§ 文書セクション:
TFAM NEWS
「旅路の風景展」作品紹介(3)
川瀬巴水《大森海岸(「東京二十景」より)》1930年(昭和5年)木版多色刷
現在開催中の「旅路の風景展」に出品されている作品をご紹介させていただきます。
巴水は、1924年(大正13年)から1930年(昭和5年)にかけて、関東大震災から復興を遂げる東京の風景を、20図の連作として描きました。この「東京二十景」シリーズからは、巴水の代表作となる《芝増上寺》や《馬込の月》が生まれています。
大森海岸は江戸時代から昭和初期にかけて、海苔養殖で質・量ともに日本一の生産量を誇り、ここで生産された海苔は、将軍家に献上される最上級品として、「御膳海苔」とも呼ばれていました。海苔の養殖は大森で始まり、その後、江戸時代後期に有明海や瀬戸内海に広がっていきました。大森の海苔養殖は、昭和30年代からの港湾開発によって終わりを迎えますが、現在でも多くの海苔問屋や加工業者が残り、海苔の街としての姿を留めています。

§ 提供情報:
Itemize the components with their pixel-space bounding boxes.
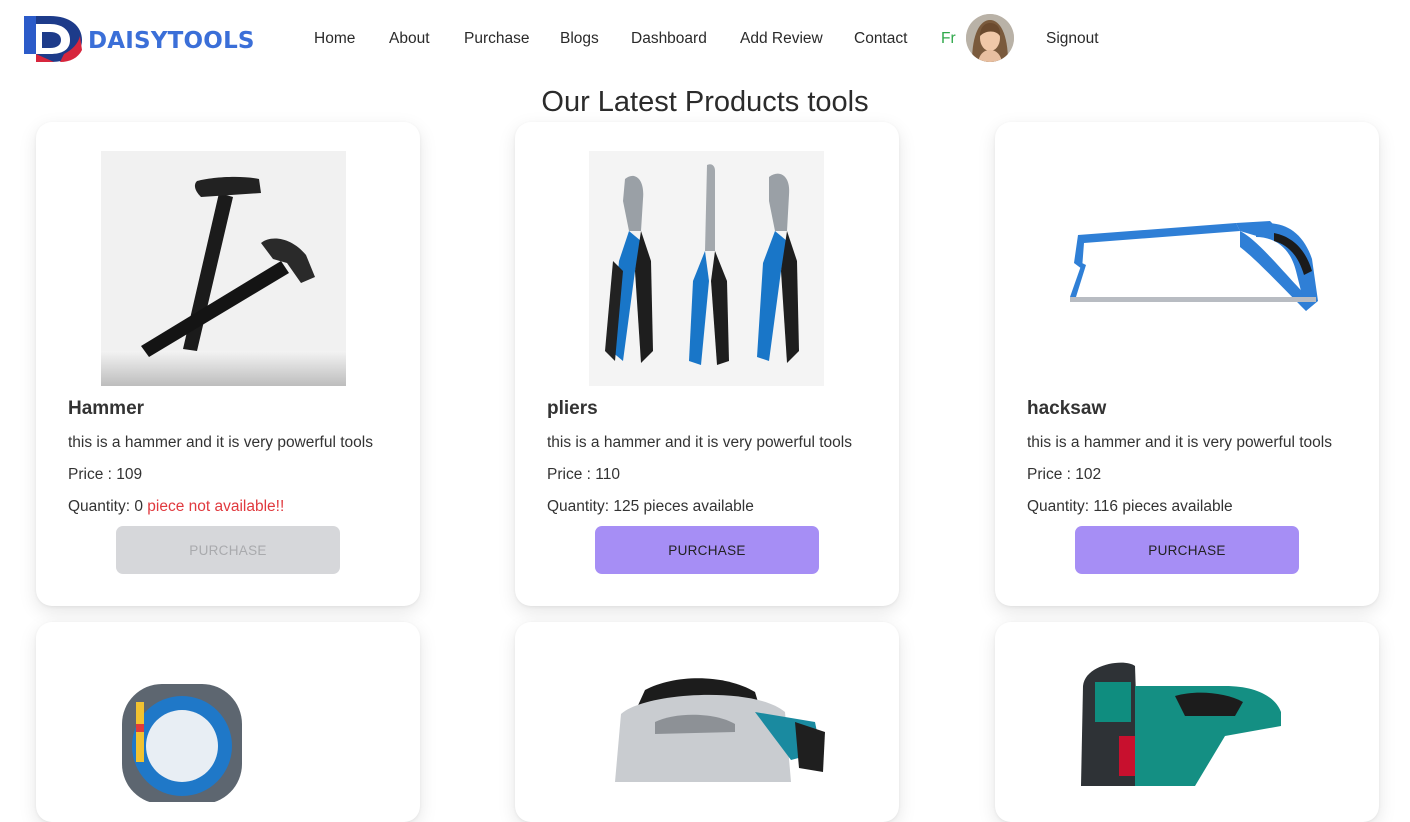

§ 目標 A:
大森海岸の作品紹介文によると、大森で生産され将軍家に献上された最上級の海苔は何と呼ばれていましたか。
§ 目標 B:
大森海岸の作品紹介文を、最後の文の後から書き継いでください。
データは、大森海岸の作品紹介文とは別個の資料です。

§ 最終結果 A:
「御膳海苔」と呼ばれていました。

§ 最終結果 B:
本作には、当時の大森の海苔養殖を物語るように、護岸には、海苔養殖に使用する海苔篊(のりひび)(海苔を付着させるための竹や木の枝)が積み上げられ、岸辺にはベカ船と呼ばれる海苔採取用の小舟が繋留されています。この絵はもともと霧雨が降る夕方の情景を想定して制作されましたが、その後、雨の効果を試行錯誤する中で、最終的に霧雨は採用されませんでした。ここでは雨は降っていませんが、その名残として、桟橋には傘をさす人物が残されて、この絵のアクセントとなっています。透明な藍色を幾度も摺り重ねることで、宵の浜辺の清澄な空気感が見事に表現されています。
三井住友銀行頭取が来館
4月19日(火)、株式会社三井住友銀行髙島誠頭取CEOらが来館されました。
五木田聡館長、金子朗常務理事らが出迎え、「旅路の風景展」、常設展示「西洋絵画 ルネサンスから20世紀まで」、「ユージン・スミス展」を鑑賞されました。
※写真左から2番目が髙島頭取
「SDGs × 時の蘇生・柿の木プロジェクト」
東京富士美術館は、SDGs(持続可能な開発目標)を推進する中、「時の蘇生・柿の木プロジェクト」に共鳴し、「被爆柿の木2世」を美術館敷地内に植樹することになりました。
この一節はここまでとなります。